**Exercise objective:** Check the listing below for lines that hold "label". How many are there? Please give only the number.

START The input

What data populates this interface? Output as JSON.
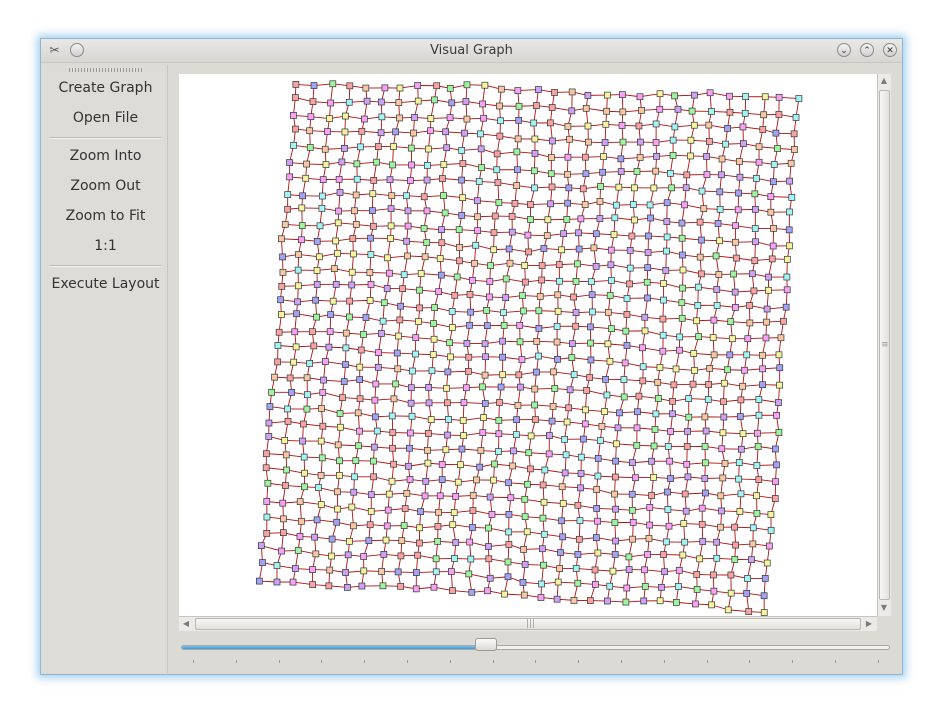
{
  "window": {
    "title": "Visual Graph",
    "app_icon": "tools-icon",
    "controls": [
      "minimize",
      "maximize",
      "close"
    ]
  },
  "sidebar": {
    "items": [
      {
        "label": "Create Graph"
      },
      {
        "label": "Open File"
      },
      {
        "label": "Zoom Into"
      },
      {
        "label": "Zoom Out"
      },
      {
        "label": "Zoom to Fit"
      },
      {
        "label": "1:1"
      },
      {
        "label": "Execute Layout"
      }
    ]
  },
  "graph": {
    "type": "grid",
    "node_colors": [
      "#f5a3a3",
      "#9ff59f",
      "#a3a3f5",
      "#f5f59f",
      "#f5a3f5",
      "#a3f5f5",
      "#f5c9a3",
      "#c9a3f5"
    ],
    "edge_color": "#b01010",
    "node_border_color": "#333333"
  },
  "zoom_slider": {
    "value": 0.43,
    "accent_color": "#3d98d4"
  }
}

END The input

**Worked solution:** 7